Direction =
Below are the records; copy each line in them that holds the word "type".

Material for this exercise =
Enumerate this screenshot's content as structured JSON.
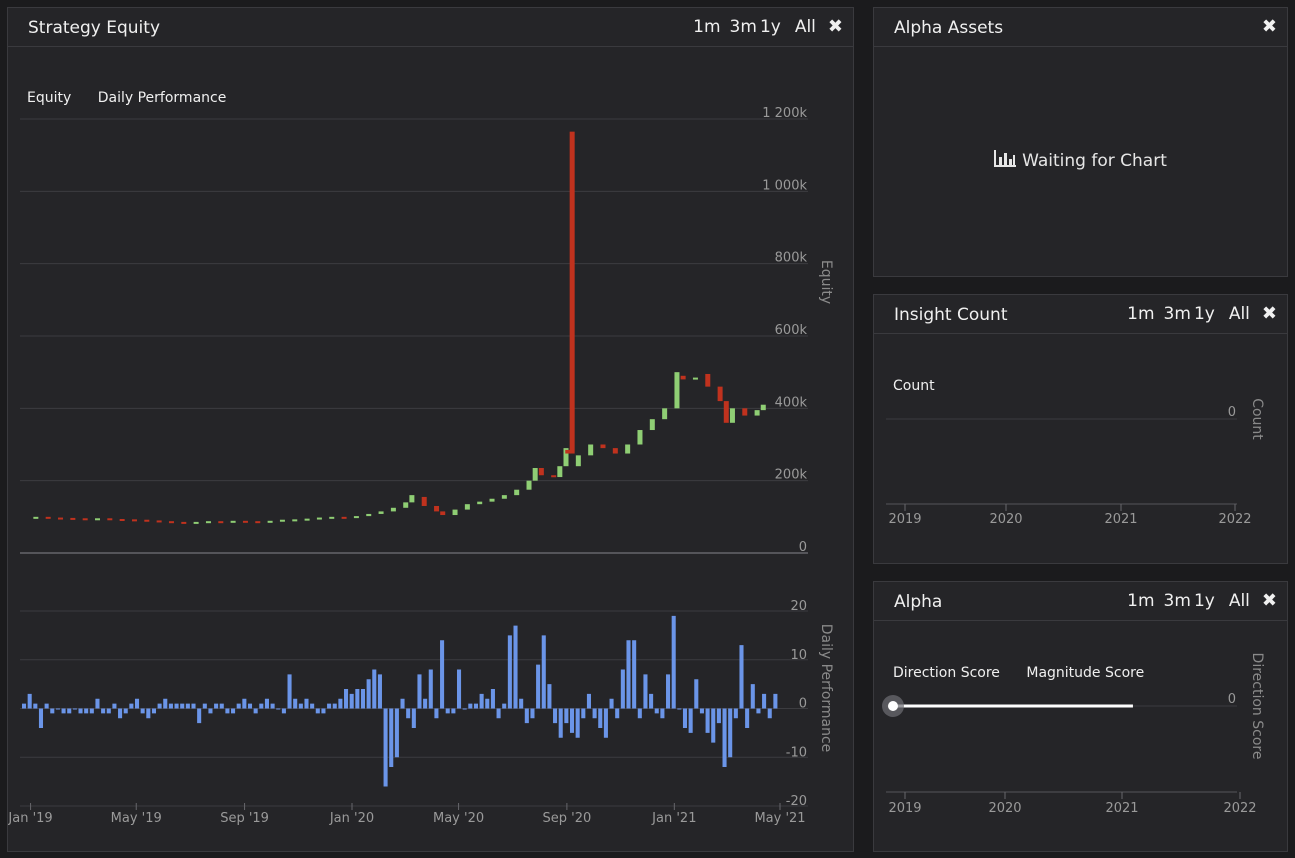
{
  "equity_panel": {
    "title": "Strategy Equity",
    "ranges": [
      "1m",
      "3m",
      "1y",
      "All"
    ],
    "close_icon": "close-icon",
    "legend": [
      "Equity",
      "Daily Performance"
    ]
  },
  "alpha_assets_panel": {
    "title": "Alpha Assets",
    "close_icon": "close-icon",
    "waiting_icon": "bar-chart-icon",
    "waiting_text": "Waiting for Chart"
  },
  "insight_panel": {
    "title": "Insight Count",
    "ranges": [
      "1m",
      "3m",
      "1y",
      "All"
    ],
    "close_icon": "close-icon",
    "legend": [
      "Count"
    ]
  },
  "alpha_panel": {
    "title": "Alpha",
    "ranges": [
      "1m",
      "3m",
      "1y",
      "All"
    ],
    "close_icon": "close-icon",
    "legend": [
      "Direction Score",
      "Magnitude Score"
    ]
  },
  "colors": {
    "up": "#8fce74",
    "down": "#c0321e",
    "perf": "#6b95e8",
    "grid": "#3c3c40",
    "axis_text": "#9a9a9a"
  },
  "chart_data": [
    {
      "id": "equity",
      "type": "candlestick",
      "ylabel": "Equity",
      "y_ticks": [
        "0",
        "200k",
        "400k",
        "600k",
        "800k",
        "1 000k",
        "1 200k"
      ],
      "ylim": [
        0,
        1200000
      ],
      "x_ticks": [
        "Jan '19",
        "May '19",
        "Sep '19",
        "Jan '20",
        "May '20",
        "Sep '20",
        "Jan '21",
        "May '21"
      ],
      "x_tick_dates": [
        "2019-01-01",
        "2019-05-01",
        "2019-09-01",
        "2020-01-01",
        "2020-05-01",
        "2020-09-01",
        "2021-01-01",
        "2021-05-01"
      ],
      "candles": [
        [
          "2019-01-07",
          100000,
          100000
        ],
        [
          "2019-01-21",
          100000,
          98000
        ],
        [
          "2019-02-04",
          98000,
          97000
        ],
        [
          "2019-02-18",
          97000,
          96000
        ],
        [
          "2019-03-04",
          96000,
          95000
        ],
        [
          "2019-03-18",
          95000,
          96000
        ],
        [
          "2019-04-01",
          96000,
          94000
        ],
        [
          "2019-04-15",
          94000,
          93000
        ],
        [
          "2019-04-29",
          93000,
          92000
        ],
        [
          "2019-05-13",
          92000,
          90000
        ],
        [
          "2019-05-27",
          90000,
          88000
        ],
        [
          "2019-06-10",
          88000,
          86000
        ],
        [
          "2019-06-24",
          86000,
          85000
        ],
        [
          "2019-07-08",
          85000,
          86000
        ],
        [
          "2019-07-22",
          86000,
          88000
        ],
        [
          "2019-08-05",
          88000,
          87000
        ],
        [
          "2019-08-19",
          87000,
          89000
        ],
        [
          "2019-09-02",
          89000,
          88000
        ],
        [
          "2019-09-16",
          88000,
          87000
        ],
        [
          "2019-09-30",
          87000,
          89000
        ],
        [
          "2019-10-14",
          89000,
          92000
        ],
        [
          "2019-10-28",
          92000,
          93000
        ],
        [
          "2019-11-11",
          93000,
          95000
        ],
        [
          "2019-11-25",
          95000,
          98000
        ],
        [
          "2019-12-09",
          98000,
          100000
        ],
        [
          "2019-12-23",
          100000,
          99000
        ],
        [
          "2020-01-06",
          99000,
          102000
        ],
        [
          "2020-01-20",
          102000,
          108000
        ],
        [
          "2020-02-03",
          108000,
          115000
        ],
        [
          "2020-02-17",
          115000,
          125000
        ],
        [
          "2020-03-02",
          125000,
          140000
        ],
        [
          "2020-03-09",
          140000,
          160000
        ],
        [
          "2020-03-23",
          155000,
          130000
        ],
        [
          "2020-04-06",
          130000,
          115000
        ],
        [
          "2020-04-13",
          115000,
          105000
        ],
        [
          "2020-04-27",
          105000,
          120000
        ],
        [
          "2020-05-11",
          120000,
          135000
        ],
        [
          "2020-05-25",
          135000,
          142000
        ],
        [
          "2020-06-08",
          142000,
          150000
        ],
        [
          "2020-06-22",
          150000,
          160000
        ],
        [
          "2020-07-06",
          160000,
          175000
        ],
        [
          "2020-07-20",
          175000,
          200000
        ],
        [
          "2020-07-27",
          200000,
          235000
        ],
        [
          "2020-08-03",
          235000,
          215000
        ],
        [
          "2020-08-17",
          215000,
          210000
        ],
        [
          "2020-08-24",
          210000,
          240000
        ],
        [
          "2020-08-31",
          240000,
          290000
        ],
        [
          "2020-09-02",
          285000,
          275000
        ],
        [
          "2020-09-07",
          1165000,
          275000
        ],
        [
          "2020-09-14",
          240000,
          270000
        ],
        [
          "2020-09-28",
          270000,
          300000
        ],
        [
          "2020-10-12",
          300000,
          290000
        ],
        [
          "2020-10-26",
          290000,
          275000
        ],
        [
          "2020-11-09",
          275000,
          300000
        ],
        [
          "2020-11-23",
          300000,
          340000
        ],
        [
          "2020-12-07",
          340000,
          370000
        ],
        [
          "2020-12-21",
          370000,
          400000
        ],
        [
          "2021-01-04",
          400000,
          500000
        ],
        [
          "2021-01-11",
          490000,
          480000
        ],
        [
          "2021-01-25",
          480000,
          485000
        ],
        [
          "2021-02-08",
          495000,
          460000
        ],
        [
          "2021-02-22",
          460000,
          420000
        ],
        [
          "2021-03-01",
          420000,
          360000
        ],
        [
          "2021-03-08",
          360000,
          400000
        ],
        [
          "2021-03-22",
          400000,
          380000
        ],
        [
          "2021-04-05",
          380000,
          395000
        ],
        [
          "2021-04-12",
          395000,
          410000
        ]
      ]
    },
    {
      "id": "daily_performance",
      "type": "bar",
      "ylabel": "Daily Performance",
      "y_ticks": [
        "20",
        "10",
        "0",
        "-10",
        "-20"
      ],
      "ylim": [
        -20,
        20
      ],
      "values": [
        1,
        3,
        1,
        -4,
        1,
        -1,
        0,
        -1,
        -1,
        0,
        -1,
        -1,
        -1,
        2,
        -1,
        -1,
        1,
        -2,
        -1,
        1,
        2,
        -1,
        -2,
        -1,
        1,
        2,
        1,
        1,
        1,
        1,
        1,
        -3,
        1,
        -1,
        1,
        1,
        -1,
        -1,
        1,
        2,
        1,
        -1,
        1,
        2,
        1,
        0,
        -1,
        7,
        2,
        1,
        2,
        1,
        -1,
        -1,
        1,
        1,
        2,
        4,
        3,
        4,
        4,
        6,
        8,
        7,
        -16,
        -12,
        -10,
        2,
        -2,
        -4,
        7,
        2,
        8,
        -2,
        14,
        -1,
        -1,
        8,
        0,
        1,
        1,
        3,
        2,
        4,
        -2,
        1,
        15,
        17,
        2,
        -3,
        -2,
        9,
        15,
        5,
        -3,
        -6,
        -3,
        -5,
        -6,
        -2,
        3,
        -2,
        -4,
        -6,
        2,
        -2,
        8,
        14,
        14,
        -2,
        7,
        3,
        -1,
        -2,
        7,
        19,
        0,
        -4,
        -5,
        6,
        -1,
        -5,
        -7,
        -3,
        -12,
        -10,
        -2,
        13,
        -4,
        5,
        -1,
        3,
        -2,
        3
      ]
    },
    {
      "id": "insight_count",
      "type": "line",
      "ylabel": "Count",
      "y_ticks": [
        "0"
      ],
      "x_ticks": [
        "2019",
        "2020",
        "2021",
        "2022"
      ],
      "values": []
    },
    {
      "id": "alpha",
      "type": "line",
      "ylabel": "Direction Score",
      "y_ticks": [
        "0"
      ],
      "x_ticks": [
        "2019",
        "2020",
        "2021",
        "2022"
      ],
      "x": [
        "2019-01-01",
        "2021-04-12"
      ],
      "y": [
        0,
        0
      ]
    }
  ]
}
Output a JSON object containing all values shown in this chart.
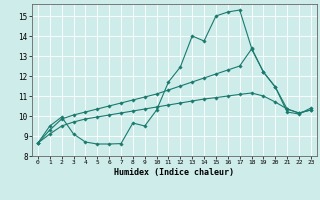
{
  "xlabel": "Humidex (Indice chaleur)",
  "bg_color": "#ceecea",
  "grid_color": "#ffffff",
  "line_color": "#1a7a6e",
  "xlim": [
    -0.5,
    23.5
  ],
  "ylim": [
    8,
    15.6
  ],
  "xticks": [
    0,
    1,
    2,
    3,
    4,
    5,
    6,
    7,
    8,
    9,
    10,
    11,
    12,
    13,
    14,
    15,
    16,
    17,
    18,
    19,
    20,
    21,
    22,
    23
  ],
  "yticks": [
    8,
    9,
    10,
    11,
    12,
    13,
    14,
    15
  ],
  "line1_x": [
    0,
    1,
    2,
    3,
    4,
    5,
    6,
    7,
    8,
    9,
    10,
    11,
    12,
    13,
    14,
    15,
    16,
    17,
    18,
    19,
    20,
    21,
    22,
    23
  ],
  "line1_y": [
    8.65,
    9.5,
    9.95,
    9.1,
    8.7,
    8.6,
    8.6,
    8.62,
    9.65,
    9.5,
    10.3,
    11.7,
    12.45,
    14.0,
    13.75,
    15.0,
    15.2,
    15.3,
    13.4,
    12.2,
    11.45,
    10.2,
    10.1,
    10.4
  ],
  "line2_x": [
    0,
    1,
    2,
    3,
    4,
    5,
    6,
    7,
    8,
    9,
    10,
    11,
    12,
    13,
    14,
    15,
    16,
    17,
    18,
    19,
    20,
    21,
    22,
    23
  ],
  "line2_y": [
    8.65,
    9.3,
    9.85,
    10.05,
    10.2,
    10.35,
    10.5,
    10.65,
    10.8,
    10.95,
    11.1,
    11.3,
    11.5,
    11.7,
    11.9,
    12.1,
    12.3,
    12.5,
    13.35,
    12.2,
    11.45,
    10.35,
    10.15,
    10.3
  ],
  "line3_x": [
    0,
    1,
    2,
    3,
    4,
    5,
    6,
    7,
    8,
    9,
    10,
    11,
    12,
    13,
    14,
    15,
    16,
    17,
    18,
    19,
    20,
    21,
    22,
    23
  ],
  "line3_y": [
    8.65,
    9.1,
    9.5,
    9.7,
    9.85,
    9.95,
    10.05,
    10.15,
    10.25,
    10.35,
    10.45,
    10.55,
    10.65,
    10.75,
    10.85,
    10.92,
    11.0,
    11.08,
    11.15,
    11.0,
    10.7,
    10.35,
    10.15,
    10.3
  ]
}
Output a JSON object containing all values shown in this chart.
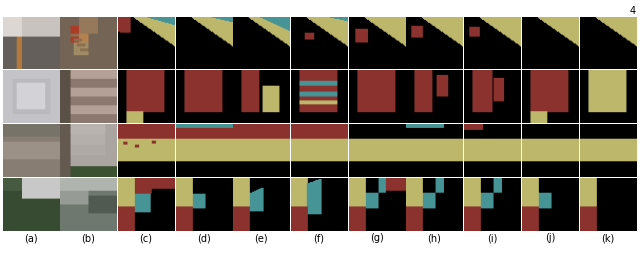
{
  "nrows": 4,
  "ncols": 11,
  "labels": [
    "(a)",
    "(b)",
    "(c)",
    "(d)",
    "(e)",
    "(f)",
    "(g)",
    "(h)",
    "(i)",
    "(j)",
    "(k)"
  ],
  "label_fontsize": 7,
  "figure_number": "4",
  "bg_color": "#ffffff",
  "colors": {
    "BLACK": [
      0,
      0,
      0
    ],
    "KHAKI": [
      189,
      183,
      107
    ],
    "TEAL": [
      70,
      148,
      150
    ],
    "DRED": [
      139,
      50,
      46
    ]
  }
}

Exercise result =
      "type": "candlestick",
      "type": "bar",
      "type": "line",
      "type": "line",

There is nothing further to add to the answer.